Data for this task:
════
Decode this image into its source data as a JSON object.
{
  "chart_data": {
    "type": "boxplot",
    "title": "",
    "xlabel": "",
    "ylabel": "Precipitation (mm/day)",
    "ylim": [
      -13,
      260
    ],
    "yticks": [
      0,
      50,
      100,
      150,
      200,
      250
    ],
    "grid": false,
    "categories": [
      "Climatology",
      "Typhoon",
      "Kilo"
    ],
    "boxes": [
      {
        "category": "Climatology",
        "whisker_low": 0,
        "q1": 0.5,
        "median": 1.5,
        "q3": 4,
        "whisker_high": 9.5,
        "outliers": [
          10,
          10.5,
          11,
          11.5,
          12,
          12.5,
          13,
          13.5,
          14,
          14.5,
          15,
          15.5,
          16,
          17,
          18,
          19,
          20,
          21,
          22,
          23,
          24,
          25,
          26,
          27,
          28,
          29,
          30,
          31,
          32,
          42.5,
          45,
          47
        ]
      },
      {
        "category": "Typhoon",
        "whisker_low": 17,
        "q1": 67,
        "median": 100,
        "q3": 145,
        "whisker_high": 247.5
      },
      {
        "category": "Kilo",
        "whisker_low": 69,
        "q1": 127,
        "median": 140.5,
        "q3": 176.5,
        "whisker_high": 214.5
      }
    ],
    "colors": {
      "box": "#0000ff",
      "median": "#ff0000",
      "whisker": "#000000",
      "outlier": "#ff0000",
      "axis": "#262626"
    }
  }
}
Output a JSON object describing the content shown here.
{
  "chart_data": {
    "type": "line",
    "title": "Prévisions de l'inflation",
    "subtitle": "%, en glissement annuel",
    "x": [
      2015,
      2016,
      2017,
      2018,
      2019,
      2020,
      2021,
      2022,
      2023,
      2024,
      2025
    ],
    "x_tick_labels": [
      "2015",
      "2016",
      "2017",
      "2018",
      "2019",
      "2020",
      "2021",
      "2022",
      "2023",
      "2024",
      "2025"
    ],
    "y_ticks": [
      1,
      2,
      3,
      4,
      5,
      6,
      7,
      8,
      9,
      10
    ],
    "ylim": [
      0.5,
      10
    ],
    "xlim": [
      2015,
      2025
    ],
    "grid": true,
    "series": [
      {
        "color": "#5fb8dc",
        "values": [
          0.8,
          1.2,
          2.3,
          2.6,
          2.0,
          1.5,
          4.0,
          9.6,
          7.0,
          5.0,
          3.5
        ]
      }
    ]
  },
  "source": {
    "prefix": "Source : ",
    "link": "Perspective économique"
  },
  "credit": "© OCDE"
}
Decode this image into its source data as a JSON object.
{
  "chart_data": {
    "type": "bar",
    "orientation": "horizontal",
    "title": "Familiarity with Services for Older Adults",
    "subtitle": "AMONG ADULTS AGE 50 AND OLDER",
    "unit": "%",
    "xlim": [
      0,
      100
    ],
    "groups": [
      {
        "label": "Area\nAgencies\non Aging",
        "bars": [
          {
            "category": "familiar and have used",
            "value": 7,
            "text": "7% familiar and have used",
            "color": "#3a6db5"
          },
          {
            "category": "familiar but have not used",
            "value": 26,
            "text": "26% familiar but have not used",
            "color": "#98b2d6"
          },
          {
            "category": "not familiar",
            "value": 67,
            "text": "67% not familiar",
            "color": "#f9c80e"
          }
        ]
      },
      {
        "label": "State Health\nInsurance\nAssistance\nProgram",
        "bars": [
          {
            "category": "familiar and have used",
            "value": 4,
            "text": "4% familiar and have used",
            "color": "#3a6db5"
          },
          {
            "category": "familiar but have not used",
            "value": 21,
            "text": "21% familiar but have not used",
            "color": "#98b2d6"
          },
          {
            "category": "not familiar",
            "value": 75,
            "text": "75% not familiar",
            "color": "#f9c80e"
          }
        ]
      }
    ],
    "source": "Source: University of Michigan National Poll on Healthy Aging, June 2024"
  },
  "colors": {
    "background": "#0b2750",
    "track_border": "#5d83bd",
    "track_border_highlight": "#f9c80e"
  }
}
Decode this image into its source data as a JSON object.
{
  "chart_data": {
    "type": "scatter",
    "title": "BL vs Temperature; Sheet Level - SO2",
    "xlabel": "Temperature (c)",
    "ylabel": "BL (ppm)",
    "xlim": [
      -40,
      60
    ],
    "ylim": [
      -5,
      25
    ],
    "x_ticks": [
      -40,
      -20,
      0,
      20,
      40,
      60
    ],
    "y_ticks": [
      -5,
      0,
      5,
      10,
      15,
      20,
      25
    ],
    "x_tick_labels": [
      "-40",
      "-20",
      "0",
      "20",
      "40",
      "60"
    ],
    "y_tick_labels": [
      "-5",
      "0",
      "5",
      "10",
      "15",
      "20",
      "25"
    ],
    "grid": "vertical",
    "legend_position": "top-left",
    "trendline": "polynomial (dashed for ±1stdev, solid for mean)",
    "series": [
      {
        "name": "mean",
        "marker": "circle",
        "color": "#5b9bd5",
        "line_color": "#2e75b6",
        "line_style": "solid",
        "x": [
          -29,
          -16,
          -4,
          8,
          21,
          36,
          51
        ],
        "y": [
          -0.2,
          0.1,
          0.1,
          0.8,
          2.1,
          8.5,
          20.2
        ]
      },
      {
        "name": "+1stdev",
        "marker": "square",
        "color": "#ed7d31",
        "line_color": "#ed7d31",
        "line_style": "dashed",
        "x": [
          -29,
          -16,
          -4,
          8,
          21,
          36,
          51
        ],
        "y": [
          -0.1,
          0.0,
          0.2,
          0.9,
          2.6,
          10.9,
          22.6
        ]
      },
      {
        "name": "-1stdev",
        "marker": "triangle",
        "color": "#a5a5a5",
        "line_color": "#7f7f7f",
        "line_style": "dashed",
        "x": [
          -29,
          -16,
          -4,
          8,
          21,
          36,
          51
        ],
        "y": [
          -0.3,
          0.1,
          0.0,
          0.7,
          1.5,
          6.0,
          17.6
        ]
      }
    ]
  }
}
════
Aim of the task:
Word for word, extract all the records.

Response below:
Decode this image into its source data as a JSON object.
{
  "chart_data": {
    "type": "boxplot",
    "title": "",
    "xlabel": "",
    "ylabel": "Precipitation (mm/day)",
    "ylim": [
      -13,
      260
    ],
    "yticks": [
      0,
      50,
      100,
      150,
      200,
      250
    ],
    "grid": false,
    "categories": [
      "Climatology",
      "Typhoon",
      "Kilo"
    ],
    "boxes": [
      {
        "category": "Climatology",
        "whisker_low": 0,
        "q1": 0.5,
        "median": 1.5,
        "q3": 4,
        "whisker_high": 9.5,
        "outliers": [
          10,
          10.5,
          11,
          11.5,
          12,
          12.5,
          13,
          13.5,
          14,
          14.5,
          15,
          15.5,
          16,
          17,
          18,
          19,
          20,
          21,
          22,
          23,
          24,
          25,
          26,
          27,
          28,
          29,
          30,
          31,
          32,
          42.5,
          45,
          47
        ]
      },
      {
        "category": "Typhoon",
        "whisker_low": 17,
        "q1": 67,
        "median": 100,
        "q3": 145,
        "whisker_high": 247.5
      },
      {
        "category": "Kilo",
        "whisker_low": 69,
        "q1": 127,
        "median": 140.5,
        "q3": 176.5,
        "whisker_high": 214.5
      }
    ],
    "colors": {
      "box": "#0000ff",
      "median": "#ff0000",
      "whisker": "#000000",
      "outlier": "#ff0000",
      "axis": "#262626"
    }
  }
}
Output a JSON object describing the content shown here.
{
  "chart_data": {
    "type": "line",
    "title": "Prévisions de l'inflation",
    "subtitle": "%, en glissement annuel",
    "x": [
      2015,
      2016,
      2017,
      2018,
      2019,
      2020,
      2021,
      2022,
      2023,
      2024,
      2025
    ],
    "x_tick_labels": [
      "2015",
      "2016",
      "2017",
      "2018",
      "2019",
      "2020",
      "2021",
      "2022",
      "2023",
      "2024",
      "2025"
    ],
    "y_ticks": [
      1,
      2,
      3,
      4,
      5,
      6,
      7,
      8,
      9,
      10
    ],
    "ylim": [
      0.5,
      10
    ],
    "xlim": [
      2015,
      2025
    ],
    "grid": true,
    "series": [
      {
        "color": "#5fb8dc",
        "values": [
          0.8,
          1.2,
          2.3,
          2.6,
          2.0,
          1.5,
          4.0,
          9.6,
          7.0,
          5.0,
          3.5
        ]
      }
    ]
  },
  "source": {
    "prefix": "Source : ",
    "link": "Perspective économique"
  },
  "credit": "© OCDE"
}
Decode this image into its source data as a JSON object.
{
  "chart_data": {
    "type": "bar",
    "orientation": "horizontal",
    "title": "Familiarity with Services for Older Adults",
    "subtitle": "AMONG ADULTS AGE 50 AND OLDER",
    "unit": "%",
    "xlim": [
      0,
      100
    ],
    "groups": [
      {
        "label": "Area\nAgencies\non Aging",
        "bars": [
          {
            "category": "familiar and have used",
            "value": 7,
            "text": "7% familiar and have used",
            "color": "#3a6db5"
          },
          {
            "category": "familiar but have not used",
            "value": 26,
            "text": "26% familiar but have not used",
            "color": "#98b2d6"
          },
          {
            "category": "not familiar",
            "value": 67,
            "text": "67% not familiar",
            "color": "#f9c80e"
          }
        ]
      },
      {
        "label": "State Health\nInsurance\nAssistance\nProgram",
        "bars": [
          {
            "category": "familiar and have used",
            "value": 4,
            "text": "4% familiar and have used",
            "color": "#3a6db5"
          },
          {
            "category": "familiar but have not used",
            "value": 21,
            "text": "21% familiar but have not used",
            "color": "#98b2d6"
          },
          {
            "category": "not familiar",
            "value": 75,
            "text": "75% not familiar",
            "color": "#f9c80e"
          }
        ]
      }
    ],
    "source": "Source: University of Michigan National Poll on Healthy Aging, June 2024"
  },
  "colors": {
    "background": "#0b2750",
    "track_border": "#5d83bd",
    "track_border_highlight": "#f9c80e"
  }
}
Decode this image into its source data as a JSON object.
{
  "chart_data": {
    "type": "scatter",
    "title": "BL vs Temperature; Sheet Level - SO2",
    "xlabel": "Temperature (c)",
    "ylabel": "BL (ppm)",
    "xlim": [
      -40,
      60
    ],
    "ylim": [
      -5,
      25
    ],
    "x_ticks": [
      -40,
      -20,
      0,
      20,
      40,
      60
    ],
    "y_ticks": [
      -5,
      0,
      5,
      10,
      15,
      20,
      25
    ],
    "x_tick_labels": [
      "-40",
      "-20",
      "0",
      "20",
      "40",
      "60"
    ],
    "y_tick_labels": [
      "-5",
      "0",
      "5",
      "10",
      "15",
      "20",
      "25"
    ],
    "grid": "vertical",
    "legend_position": "top-left",
    "trendline": "polynomial (dashed for ±1stdev, solid for mean)",
    "series": [
      {
        "name": "mean",
        "marker": "circle",
        "color": "#5b9bd5",
        "line_color": "#2e75b6",
        "line_style": "solid",
        "x": [
          -29,
          -16,
          -4,
          8,
          21,
          36,
          51
        ],
        "y": [
          -0.2,
          0.1,
          0.1,
          0.8,
          2.1,
          8.5,
          20.2
        ]
      },
      {
        "name": "+1stdev",
        "marker": "square",
        "color": "#ed7d31",
        "line_color": "#ed7d31",
        "line_style": "dashed",
        "x": [
          -29,
          -16,
          -4,
          8,
          21,
          36,
          51
        ],
        "y": [
          -0.1,
          0.0,
          0.2,
          0.9,
          2.6,
          10.9,
          22.6
        ]
      },
      {
        "name": "-1stdev",
        "marker": "triangle",
        "color": "#a5a5a5",
        "line_color": "#7f7f7f",
        "line_style": "dashed",
        "x": [
          -29,
          -16,
          -4,
          8,
          21,
          36,
          51
        ],
        "y": [
          -0.3,
          0.1,
          0.0,
          0.7,
          1.5,
          6.0,
          17.6
        ]
      }
    ]
  }
}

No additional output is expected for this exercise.